YOUR GOAL:
Copy the data that follows, character for character, minus the pictures.

[START STORED RECORDS]

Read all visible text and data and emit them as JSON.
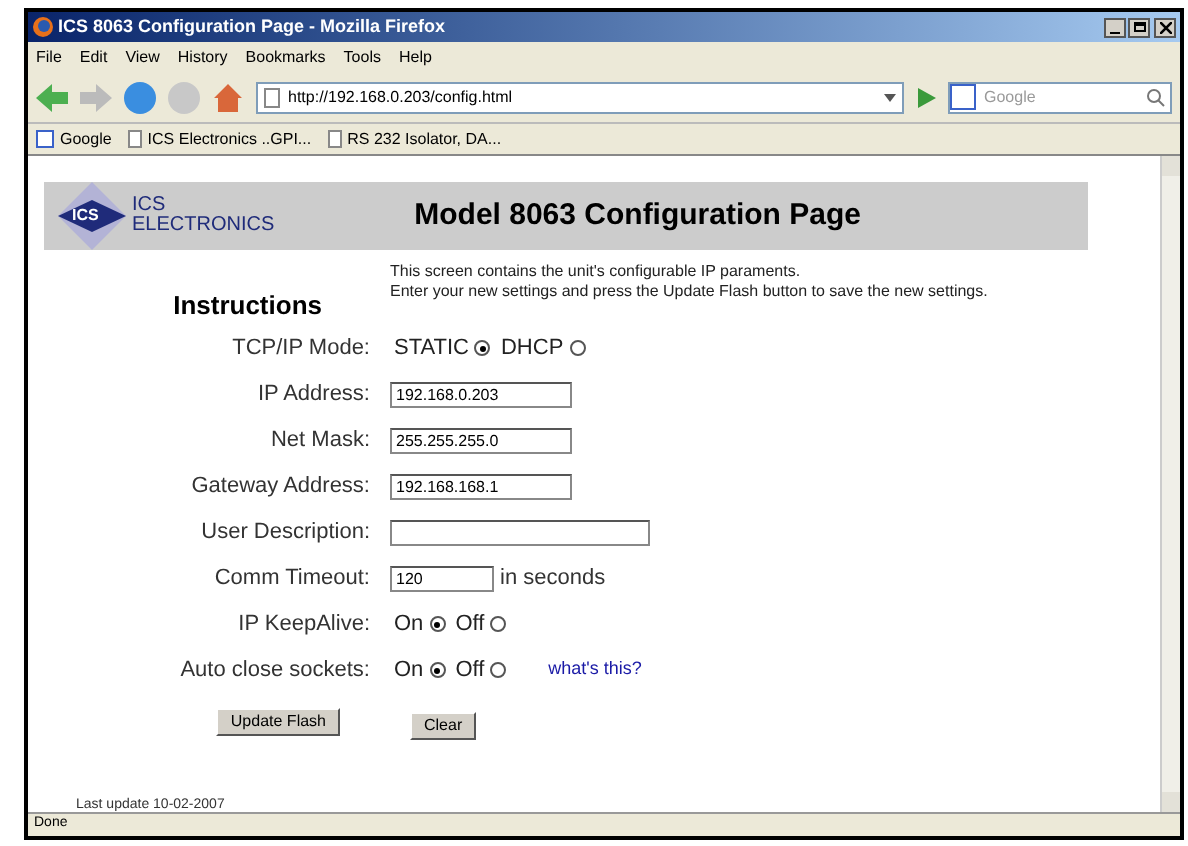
{
  "window": {
    "title": "ICS 8063 Configuration Page - Mozilla Firefox"
  },
  "menu": [
    "File",
    "Edit",
    "View",
    "History",
    "Bookmarks",
    "Tools",
    "Help"
  ],
  "address": {
    "value": "http://192.168.0.203/config.html"
  },
  "search": {
    "placeholder": "Google"
  },
  "bookmarks": [
    {
      "label": "Google",
      "kind": "google"
    },
    {
      "label": "ICS Electronics ..GPI...",
      "kind": "page"
    },
    {
      "label": "RS 232 Isolator, DA...",
      "kind": "page"
    }
  ],
  "page": {
    "logo": {
      "mark": "ICS",
      "line1": "ICS",
      "line2": "ELECTRONICS"
    },
    "heading": "Model 8063 Configuration Page",
    "instructions_title": "Instructions",
    "instructions": [
      "This screen contains the unit's configurable IP paraments.",
      "Enter your new settings and press the Update Flash button to save the new settings."
    ],
    "fields": [
      {
        "kind": "radio",
        "label": "TCP/IP Mode:",
        "options": [
          {
            "label": "STATIC",
            "selected": true
          },
          {
            "label": "DHCP",
            "selected": false
          }
        ]
      },
      {
        "kind": "text",
        "label": "IP Address:",
        "value": "192.168.0.203"
      },
      {
        "kind": "text",
        "label": "Net Mask:",
        "value": "255.255.255.0"
      },
      {
        "kind": "text",
        "label": "Gateway Address:",
        "value": "192.168.168.1"
      },
      {
        "kind": "text",
        "label": "User Description:"
      },
      {
        "kind": "text",
        "label": "Comm Timeout:",
        "value": "120",
        "suffix": "in seconds"
      },
      {
        "kind": "radio",
        "label": "IP KeepAlive:",
        "options": [
          {
            "label": "On",
            "selected": true
          },
          {
            "label": "Off",
            "selected": false
          }
        ]
      },
      {
        "kind": "radio",
        "label": "Auto close sockets:",
        "options": [
          {
            "label": "On",
            "selected": true
          },
          {
            "label": "Off",
            "selected": false
          }
        ],
        "link": "what's this?"
      }
    ],
    "buttons": [
      "Update Flash",
      "Clear"
    ],
    "footer": "Last update 10-02-2007"
  },
  "status_bar": "Done"
}
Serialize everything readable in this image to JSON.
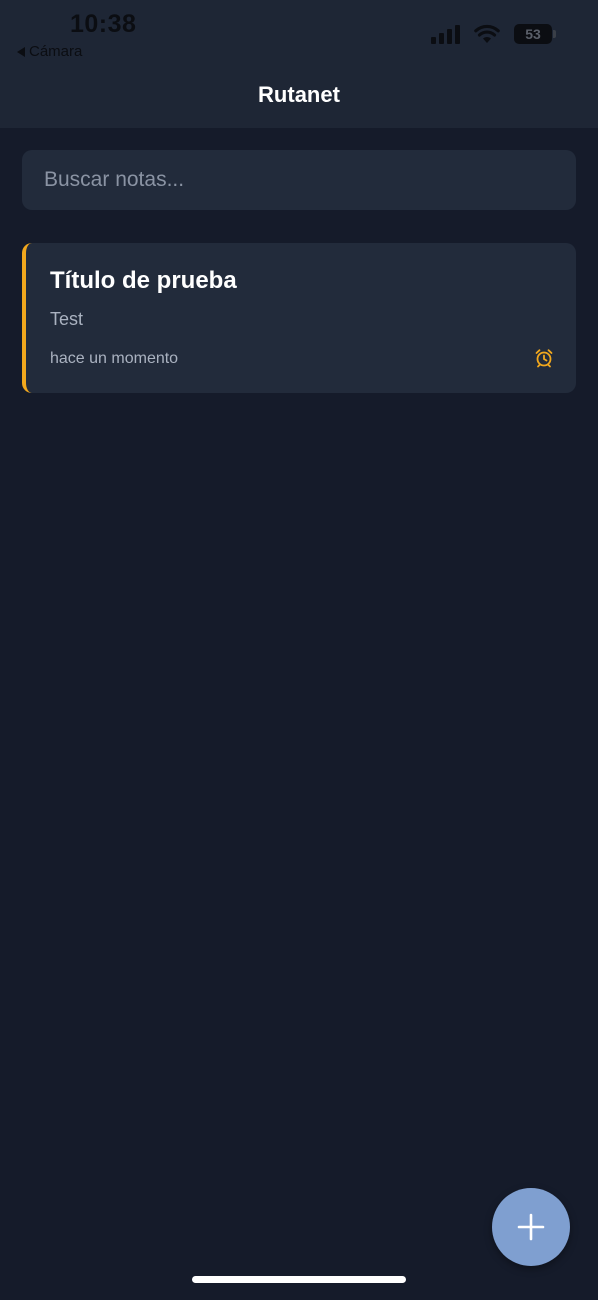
{
  "status_bar": {
    "time": "10:38",
    "back_label": "Cámara",
    "battery": "53"
  },
  "header": {
    "title": "Rutanet"
  },
  "search": {
    "placeholder": "Buscar notas...",
    "value": ""
  },
  "notes": [
    {
      "title": "Título de prueba",
      "body": "Test",
      "time": "hace un momento",
      "icon": "alarm-icon"
    }
  ],
  "fab": {
    "icon": "plus-icon"
  },
  "colors": {
    "background": "#151b2a",
    "surface": "#222b3b",
    "accent": "#f2a81d",
    "fab": "#7f9fd0"
  }
}
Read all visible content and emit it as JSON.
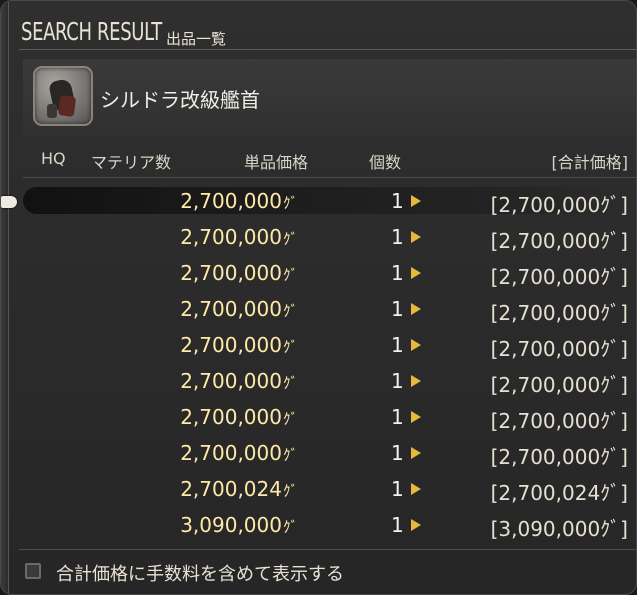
{
  "window": {
    "title": "SEARCH RESULT",
    "subtitle": "出品一覧"
  },
  "item": {
    "name": "シルドラ改級艦首",
    "icon": "ship-bow-item-icon"
  },
  "columns": {
    "hq": "HQ",
    "materia": "マテリア数",
    "unit_price": "単品価格",
    "quantity": "個数",
    "total": "[合計価格]"
  },
  "currency_symbol": "ｸﾞ",
  "listings": [
    {
      "price": "2,700,000",
      "qty": "1",
      "total": "[2,700,000ｸﾞ]"
    },
    {
      "price": "2,700,000",
      "qty": "1",
      "total": "[2,700,000ｸﾞ]"
    },
    {
      "price": "2,700,000",
      "qty": "1",
      "total": "[2,700,000ｸﾞ]"
    },
    {
      "price": "2,700,000",
      "qty": "1",
      "total": "[2,700,000ｸﾞ]"
    },
    {
      "price": "2,700,000",
      "qty": "1",
      "total": "[2,700,000ｸﾞ]"
    },
    {
      "price": "2,700,000",
      "qty": "1",
      "total": "[2,700,000ｸﾞ]"
    },
    {
      "price": "2,700,000",
      "qty": "1",
      "total": "[2,700,000ｸﾞ]"
    },
    {
      "price": "2,700,000",
      "qty": "1",
      "total": "[2,700,000ｸﾞ]"
    },
    {
      "price": "2,700,024",
      "qty": "1",
      "total": "[2,700,024ｸﾞ]"
    },
    {
      "price": "3,090,000",
      "qty": "1",
      "total": "[3,090,000ｸﾞ]"
    }
  ],
  "footer": {
    "checkbox_label": "合計価格に手数料を含めて表示する",
    "checked": false
  },
  "colors": {
    "price_text": "#ffe9a8",
    "arrow": "#e6b93e",
    "background": "#2a2a2a"
  }
}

[END STORED RECORDS]

WRITTEN SOLUTION:
Read all visible text and data and emit them as JSON.
{
  "window": {
    "title": "ICS 8063 Configuration Page - Mozilla Firefox"
  },
  "menu": [
    "File",
    "Edit",
    "View",
    "History",
    "Bookmarks",
    "Tools",
    "Help"
  ],
  "address": {
    "value": "http://192.168.0.203/config.html"
  },
  "search": {
    "placeholder": "Google"
  },
  "bookmarks": [
    {
      "label": "Google",
      "kind": "google"
    },
    {
      "label": "ICS Electronics ..GPI...",
      "kind": "page"
    },
    {
      "label": "RS 232 Isolator, DA...",
      "kind": "page"
    }
  ],
  "page": {
    "logo": {
      "mark": "ICS",
      "line1": "ICS",
      "line2": "ELECTRONICS"
    },
    "heading": "Model 8063 Configuration Page",
    "instructions_title": "Instructions",
    "instructions": [
      "This screen contains the unit's configurable IP paraments.",
      "Enter your new settings and press the Update Flash button to save the new settings."
    ],
    "fields": [
      {
        "kind": "radio",
        "label": "TCP/IP Mode:",
        "options": [
          {
            "label": "STATIC",
            "selected": true
          },
          {
            "label": "DHCP",
            "selected": false
          }
        ]
      },
      {
        "kind": "text",
        "label": "IP Address:",
        "value": "192.168.0.203"
      },
      {
        "kind": "text",
        "label": "Net Mask:",
        "value": "255.255.255.0"
      },
      {
        "kind": "text",
        "label": "Gateway Address:",
        "value": "192.168.168.1"
      },
      {
        "kind": "text",
        "label": "User Description:"
      },
      {
        "kind": "text",
        "label": "Comm Timeout:",
        "value": "120",
        "suffix": "in seconds"
      },
      {
        "kind": "radio",
        "label": "IP KeepAlive:",
        "options": [
          {
            "label": "On",
            "selected": true
          },
          {
            "label": "Off",
            "selected": false
          }
        ]
      },
      {
        "kind": "radio",
        "label": "Auto close sockets:",
        "options": [
          {
            "label": "On",
            "selected": true
          },
          {
            "label": "Off",
            "selected": false
          }
        ],
        "link": "what's this?"
      }
    ],
    "buttons": [
      "Update Flash",
      "Clear"
    ],
    "footer": "Last update 10-02-2007"
  },
  "status_bar": "Done"
}
Serialize everything readable in this image to JSON.
{
  "status_bar": {
    "time": "10:38",
    "back_label": "Cámara",
    "battery": "53"
  },
  "header": {
    "title": "Rutanet"
  },
  "search": {
    "placeholder": "Buscar notas...",
    "value": ""
  },
  "notes": [
    {
      "title": "Título de prueba",
      "body": "Test",
      "time": "hace un momento",
      "icon": "alarm-icon"
    }
  ],
  "fab": {
    "icon": "plus-icon"
  },
  "colors": {
    "background": "#151b2a",
    "surface": "#222b3b",
    "accent": "#f2a81d",
    "fab": "#7f9fd0"
  }
}
Read all visible content and emit it as JSON.
{
  "window": {
    "title": "SEARCH RESULT",
    "subtitle": "出品一覧"
  },
  "item": {
    "name": "シルドラ改級艦首",
    "icon": "ship-bow-item-icon"
  },
  "columns": {
    "hq": "HQ",
    "materia": "マテリア数",
    "unit_price": "単品価格",
    "quantity": "個数",
    "total": "[合計価格]"
  },
  "currency_symbol": "ｸﾞ",
  "listings": [
    {
      "price": "2,700,000",
      "qty": "1",
      "total": "[2,700,000ｸﾞ]"
    },
    {
      "price": "2,700,000",
      "qty": "1",
      "total": "[2,700,000ｸﾞ]"
    },
    {
      "price": "2,700,000",
      "qty": "1",
      "total": "[2,700,000ｸﾞ]"
    },
    {
      "price": "2,700,000",
      "qty": "1",
      "total": "[2,700,000ｸﾞ]"
    },
    {
      "price": "2,700,000",
      "qty": "1",
      "total": "[2,700,000ｸﾞ]"
    },
    {
      "price": "2,700,000",
      "qty": "1",
      "total": "[2,700,000ｸﾞ]"
    },
    {
      "price": "2,700,000",
      "qty": "1",
      "total": "[2,700,000ｸﾞ]"
    },
    {
      "price": "2,700,000",
      "qty": "1",
      "total": "[2,700,000ｸﾞ]"
    },
    {
      "price": "2,700,024",
      "qty": "1",
      "total": "[2,700,024ｸﾞ]"
    },
    {
      "price": "3,090,000",
      "qty": "1",
      "total": "[3,090,000ｸﾞ]"
    }
  ],
  "footer": {
    "checkbox_label": "合計価格に手数料を含めて表示する",
    "checked": false
  },
  "colors": {
    "price_text": "#ffe9a8",
    "arrow": "#e6b93e",
    "background": "#2a2a2a"
  }
}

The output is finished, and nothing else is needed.